Exercise task: Note each line where "Engineering" appears, and copy it.

Provided material:
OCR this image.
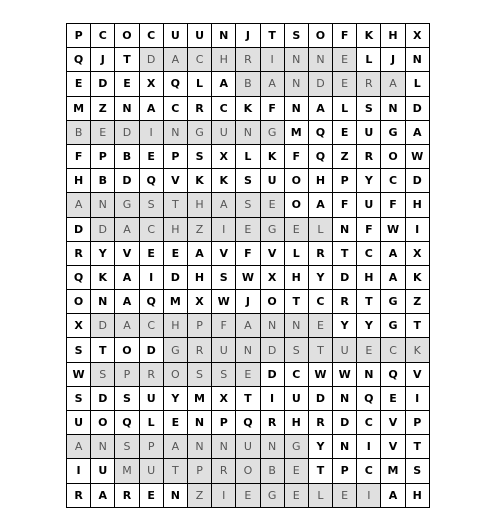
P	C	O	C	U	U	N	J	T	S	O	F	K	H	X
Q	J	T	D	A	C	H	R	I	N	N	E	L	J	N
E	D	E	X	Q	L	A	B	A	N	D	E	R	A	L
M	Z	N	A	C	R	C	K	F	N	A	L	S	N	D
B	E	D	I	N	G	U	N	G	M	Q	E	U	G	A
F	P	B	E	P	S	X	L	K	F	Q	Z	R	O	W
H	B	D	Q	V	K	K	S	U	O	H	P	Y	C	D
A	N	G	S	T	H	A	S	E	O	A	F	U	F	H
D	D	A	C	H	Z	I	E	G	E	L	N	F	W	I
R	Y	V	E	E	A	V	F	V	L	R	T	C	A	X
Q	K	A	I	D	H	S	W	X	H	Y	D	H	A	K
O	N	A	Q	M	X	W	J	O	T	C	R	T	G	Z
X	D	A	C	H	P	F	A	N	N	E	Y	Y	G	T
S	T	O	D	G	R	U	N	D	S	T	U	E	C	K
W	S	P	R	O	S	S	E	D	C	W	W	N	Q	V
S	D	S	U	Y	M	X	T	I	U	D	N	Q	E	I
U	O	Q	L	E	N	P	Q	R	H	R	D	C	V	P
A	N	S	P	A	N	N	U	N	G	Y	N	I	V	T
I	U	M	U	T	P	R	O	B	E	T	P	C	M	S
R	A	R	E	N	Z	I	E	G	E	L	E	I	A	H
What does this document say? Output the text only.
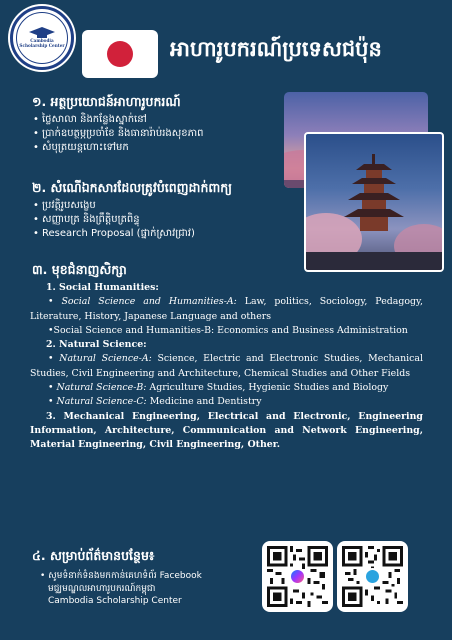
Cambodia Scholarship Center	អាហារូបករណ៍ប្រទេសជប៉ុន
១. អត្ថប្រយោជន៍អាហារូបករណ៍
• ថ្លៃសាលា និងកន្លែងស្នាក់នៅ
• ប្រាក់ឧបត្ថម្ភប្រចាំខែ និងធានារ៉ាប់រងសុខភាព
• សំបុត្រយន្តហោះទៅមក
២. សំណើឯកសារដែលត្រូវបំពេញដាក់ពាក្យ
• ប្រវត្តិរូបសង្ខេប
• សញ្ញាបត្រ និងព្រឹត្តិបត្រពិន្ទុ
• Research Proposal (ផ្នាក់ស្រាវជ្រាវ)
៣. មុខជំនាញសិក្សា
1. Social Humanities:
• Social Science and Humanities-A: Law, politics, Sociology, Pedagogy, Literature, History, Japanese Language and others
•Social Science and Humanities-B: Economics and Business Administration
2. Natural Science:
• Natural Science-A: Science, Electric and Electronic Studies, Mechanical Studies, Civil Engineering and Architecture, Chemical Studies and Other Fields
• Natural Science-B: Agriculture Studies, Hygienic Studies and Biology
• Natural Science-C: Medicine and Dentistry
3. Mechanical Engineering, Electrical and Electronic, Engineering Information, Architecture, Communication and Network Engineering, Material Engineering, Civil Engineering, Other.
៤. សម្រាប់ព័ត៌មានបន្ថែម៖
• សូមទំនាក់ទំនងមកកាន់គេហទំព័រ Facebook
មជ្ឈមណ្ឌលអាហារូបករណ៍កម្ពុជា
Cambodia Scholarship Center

Full answer:
• Natural Science-A: Science, Electric and Electronic Studies, Mechanical Studies, Civil Engineering and Architecture, Chemical Studies and Other Fields
3. Mechanical Engineering, Electrical and Electronic, Engineering Information, Architecture, Communication and Network Engineering, Material Engineering, Civil Engineering, Other.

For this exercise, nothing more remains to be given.